Give back all the data exactly, line by line.
>> begin DATA EXCERPTS
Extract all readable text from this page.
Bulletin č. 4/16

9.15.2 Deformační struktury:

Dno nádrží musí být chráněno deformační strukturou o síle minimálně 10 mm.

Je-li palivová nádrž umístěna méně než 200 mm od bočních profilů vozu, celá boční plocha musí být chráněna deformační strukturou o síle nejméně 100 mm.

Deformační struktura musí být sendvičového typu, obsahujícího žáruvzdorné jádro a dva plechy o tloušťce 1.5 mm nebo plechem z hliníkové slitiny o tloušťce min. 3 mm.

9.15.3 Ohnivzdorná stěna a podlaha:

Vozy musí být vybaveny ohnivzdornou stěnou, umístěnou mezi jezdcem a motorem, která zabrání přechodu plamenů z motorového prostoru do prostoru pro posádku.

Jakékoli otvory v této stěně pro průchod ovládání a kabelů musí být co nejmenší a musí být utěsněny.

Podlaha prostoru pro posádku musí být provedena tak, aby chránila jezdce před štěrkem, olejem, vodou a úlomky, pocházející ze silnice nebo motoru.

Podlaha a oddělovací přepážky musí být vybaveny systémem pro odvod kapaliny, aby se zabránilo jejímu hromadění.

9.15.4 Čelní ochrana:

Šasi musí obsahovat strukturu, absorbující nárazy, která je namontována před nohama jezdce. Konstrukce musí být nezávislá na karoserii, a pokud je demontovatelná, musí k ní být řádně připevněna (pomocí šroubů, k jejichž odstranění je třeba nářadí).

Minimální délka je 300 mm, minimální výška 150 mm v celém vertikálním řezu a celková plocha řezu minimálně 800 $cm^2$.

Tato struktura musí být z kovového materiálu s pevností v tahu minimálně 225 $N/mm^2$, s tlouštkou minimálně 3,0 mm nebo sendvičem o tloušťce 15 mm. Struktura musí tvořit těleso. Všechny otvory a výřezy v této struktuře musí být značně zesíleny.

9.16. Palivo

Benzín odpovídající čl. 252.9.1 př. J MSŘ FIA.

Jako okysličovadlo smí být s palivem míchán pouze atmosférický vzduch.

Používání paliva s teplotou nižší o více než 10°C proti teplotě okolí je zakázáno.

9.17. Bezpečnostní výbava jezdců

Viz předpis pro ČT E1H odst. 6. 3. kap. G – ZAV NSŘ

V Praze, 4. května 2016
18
>> end DATA EXCERPTS
▶ [EXERCISE SOLUTION]
Extract all readable text from this page.
Bulletin č. 4/16

9.15.2 Deformační struktury:

Dno nádrží musí být chráněno deformační strukturou o síle minimálně 10 mm.

Je-li palivová nádrž umístěna méně než 200 mm od bočních profilů vozu, celá boční plocha musí být chráněna deformační strukturou o síle nejméně 100 mm.

Deformační struktura musí být sendvičového typu, obsahujícího žáruvzdorné jádro a dva plechy o tloušťce 1.5 mm nebo plechem z hliníkové slitiny o tloušťce min. 3 mm.

9.15.3 Ohnivzdorná stěna a podlaha:

Vozy musí být vybaveny ohnivzdornou stěnou, umístěnou mezi jezdcem a motorem, která zabrání přechodu plamenů z motorového prostoru do prostoru pro posádku.

Jakékoli otvory v této stěně pro průchod ovládání a kabelů musí být co nejmenší a musí být utěsněny.

Podlaha prostoru pro posádku musí být provedena tak, aby chránila jezdce před štěrkem, olejem, vodou a úlomky, pocházející ze silnice nebo motoru.

Podlaha a oddělovací přepážky musí být vybaveny systémem pro odvod kapaliny, aby se zabránilo jejímu hromadění.

9.15.4 Čelní ochrana:

Šasi musí obsahovat strukturu, absorbující nárazy, která je namontována před nohama jezdce. Konstrukce musí být nezávislá na karoserii, a pokud je demontovatelná, musí k ní být řádně připevněna (pomocí šroubů, k jejichž odstranění je třeba nářadí).

Minimální délka je 300 mm, minimální výška 150 mm v celém vertikálním řezu a celková plocha řezu minimálně 800 $cm^2$.

Tato struktura musí být z kovového materiálu s pevností v tahu minimálně 225 $N/mm^2$, s tlouštkou minimálně 3,0 mm nebo sendvičem o tloušťce 15 mm. Struktura musí tvořit těleso. Všechny otvory a výřezy v této struktuře musí být značně zesíleny.

9.16. Palivo

Benzín odpovídající čl. 252.9.1 př. J MSŘ FIA.

Jako okysličovadlo smí být s palivem míchán pouze atmosférický vzduch.

Používání paliva s teplotou nižší o více než 10°C proti teplotě okolí je zakázáno.

9.17. Bezpečnostní výbava jezdců

Viz předpis pro ČT E1H odst. 6. 3. kap. G – ZAV NSŘ

V Praze, 4. května 2016
18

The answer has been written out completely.